Labeled box entries:
──────

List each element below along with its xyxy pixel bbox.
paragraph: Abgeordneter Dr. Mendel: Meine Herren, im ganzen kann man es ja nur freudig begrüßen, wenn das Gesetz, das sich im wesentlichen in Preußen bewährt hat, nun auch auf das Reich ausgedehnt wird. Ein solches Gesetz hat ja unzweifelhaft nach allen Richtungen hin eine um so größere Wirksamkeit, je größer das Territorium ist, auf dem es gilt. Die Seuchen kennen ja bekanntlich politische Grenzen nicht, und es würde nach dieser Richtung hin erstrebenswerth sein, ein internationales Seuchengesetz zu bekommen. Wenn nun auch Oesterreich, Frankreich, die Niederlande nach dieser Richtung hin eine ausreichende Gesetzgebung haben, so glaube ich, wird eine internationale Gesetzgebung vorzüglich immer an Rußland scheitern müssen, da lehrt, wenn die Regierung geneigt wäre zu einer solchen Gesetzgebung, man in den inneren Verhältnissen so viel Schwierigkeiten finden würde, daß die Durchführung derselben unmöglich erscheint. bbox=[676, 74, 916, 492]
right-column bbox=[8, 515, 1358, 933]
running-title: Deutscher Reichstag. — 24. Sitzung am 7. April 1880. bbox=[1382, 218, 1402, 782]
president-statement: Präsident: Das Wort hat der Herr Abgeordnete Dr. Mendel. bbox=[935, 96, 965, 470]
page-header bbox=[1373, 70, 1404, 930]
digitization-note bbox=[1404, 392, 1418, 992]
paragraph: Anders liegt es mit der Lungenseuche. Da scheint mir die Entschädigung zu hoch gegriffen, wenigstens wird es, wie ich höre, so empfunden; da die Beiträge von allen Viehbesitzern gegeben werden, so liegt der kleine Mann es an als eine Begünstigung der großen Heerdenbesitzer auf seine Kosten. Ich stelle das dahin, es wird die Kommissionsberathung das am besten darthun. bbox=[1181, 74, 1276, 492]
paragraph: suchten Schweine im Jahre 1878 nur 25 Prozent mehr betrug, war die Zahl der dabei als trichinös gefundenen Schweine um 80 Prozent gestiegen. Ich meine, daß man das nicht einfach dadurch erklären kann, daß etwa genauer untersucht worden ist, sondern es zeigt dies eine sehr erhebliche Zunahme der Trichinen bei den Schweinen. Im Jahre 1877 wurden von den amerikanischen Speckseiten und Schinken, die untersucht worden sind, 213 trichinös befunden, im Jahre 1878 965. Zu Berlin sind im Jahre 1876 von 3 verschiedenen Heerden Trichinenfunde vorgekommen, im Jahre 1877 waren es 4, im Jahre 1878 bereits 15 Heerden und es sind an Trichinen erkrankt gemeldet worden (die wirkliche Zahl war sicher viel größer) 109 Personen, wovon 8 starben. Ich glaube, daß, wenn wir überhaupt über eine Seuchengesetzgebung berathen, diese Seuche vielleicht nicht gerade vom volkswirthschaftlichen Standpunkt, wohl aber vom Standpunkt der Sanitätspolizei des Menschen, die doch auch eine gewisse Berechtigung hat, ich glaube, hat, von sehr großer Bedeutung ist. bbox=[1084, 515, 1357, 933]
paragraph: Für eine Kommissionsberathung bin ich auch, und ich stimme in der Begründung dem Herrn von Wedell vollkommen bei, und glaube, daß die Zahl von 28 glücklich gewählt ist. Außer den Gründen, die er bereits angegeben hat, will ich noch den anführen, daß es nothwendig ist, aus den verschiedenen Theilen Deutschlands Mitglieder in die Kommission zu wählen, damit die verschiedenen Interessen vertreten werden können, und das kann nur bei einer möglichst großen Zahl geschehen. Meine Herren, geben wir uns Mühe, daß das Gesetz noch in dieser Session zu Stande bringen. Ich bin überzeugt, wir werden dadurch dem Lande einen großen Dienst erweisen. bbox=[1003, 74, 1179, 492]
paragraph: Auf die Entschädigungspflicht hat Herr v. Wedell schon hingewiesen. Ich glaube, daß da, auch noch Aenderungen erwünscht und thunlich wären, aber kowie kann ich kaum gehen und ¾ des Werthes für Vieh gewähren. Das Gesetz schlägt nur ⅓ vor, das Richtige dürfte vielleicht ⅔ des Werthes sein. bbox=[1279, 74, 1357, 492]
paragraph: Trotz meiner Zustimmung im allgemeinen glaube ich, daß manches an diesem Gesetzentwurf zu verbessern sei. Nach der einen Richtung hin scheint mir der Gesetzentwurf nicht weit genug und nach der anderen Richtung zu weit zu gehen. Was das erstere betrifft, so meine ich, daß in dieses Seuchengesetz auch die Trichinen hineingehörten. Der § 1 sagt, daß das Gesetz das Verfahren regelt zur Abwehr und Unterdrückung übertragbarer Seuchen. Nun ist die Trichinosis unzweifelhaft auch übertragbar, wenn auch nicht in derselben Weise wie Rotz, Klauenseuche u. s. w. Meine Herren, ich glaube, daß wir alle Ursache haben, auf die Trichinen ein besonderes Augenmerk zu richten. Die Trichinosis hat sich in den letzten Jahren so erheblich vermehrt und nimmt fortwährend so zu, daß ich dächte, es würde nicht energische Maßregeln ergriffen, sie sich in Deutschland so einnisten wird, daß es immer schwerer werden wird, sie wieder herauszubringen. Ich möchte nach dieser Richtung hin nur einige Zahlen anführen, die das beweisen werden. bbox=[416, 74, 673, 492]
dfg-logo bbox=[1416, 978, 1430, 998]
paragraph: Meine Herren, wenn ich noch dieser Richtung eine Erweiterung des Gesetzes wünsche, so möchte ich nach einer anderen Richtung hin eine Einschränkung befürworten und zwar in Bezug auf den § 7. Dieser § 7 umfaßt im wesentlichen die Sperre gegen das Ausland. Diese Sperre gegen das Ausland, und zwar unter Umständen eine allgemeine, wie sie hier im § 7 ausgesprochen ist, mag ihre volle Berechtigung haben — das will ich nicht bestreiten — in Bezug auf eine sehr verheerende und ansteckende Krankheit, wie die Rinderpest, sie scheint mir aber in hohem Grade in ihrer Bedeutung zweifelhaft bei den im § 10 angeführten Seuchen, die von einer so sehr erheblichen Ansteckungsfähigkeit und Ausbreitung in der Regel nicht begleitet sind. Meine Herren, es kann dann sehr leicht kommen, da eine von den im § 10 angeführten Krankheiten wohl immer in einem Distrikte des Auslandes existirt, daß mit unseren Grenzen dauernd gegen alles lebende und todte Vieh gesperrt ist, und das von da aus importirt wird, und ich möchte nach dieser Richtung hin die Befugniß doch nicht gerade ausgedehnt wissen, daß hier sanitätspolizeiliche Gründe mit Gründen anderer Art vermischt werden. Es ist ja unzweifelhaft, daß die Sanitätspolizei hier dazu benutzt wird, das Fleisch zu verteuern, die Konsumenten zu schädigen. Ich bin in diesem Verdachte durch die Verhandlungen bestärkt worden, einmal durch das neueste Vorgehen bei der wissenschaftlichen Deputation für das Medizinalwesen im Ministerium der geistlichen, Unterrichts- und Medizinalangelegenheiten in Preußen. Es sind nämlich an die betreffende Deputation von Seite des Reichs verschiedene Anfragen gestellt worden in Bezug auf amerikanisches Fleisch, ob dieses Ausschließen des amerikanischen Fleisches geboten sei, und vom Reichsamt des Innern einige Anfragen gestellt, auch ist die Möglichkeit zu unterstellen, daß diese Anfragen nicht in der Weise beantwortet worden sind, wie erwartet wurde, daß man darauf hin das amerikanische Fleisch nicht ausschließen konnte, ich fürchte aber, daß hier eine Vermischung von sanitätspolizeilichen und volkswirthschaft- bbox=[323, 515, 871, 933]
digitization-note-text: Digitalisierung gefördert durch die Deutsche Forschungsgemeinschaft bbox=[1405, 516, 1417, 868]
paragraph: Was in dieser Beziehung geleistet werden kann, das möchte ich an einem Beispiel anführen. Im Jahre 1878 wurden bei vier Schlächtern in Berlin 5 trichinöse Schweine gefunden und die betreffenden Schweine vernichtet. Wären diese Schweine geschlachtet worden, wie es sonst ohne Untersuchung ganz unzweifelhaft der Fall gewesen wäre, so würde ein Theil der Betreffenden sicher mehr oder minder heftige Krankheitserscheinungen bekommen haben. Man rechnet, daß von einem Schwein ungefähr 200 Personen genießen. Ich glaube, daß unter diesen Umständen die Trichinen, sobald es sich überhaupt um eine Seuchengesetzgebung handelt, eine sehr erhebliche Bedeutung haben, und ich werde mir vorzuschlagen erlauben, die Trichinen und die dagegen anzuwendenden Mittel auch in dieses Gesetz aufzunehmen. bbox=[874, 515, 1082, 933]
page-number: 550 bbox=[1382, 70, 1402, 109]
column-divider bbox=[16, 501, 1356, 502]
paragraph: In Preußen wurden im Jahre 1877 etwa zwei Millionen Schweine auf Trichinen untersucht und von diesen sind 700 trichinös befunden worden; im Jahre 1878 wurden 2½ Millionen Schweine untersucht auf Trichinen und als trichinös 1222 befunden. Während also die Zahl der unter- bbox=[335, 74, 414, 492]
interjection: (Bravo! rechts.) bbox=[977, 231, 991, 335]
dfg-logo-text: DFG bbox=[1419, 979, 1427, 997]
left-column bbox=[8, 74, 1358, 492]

──────

:: Written task ::
Convert the entries above into a numbered list, from the first line up to and including the line with "page-header bbox=[1373, 70, 1404, 930]". Leave out blank lines.

:: Exercise solution ::
1. List each element below along with its xyxy pixel bbox.
2. paragraph: Abgeordneter Dr. Mendel: Meine Herren, im ganzen kann man es ja nur freudig begrüßen, wenn das Gesetz, das sich im wesentlichen in Preußen bewährt hat, nun auch auf das Reich ausgedehnt wird. Ein solches Gesetz hat ja unzweifelhaft nach allen Richtungen hin eine um so größere Wirksamkeit, je größer das Territorium ist, auf dem es gilt. Die Seuchen kennen ja bekanntlich politische Grenzen nicht, und es würde nach dieser Richtung hin erstrebenswerth sein, ein internationales Seuchengesetz zu bekommen. Wenn nun auch Oesterreich, Frankreich, die Niederlande nach dieser Richtung hin eine ausreichende Gesetzgebung haben, so glaube ich, wird eine internationale Gesetzgebung vorzüglich immer an Rußland scheitern müssen, da lehrt, wenn die Regierung geneigt wäre zu einer solchen Gesetzgebung, man in den inneren Verhältnissen so viel Schwierigkeiten finden würde, daß die Durchführung derselben unmöglich erscheint. bbox=[676, 74, 916, 492]
3. right-column bbox=[8, 515, 1358, 933]
4. running-title: Deutscher Reichstag. — 24. Sitzung am 7. April 1880. bbox=[1382, 218, 1402, 782]
5. president-statement: Präsident: Das Wort hat der Herr Abgeordnete Dr. Mendel. bbox=[935, 96, 965, 470]
6. page-header bbox=[1373, 70, 1404, 930]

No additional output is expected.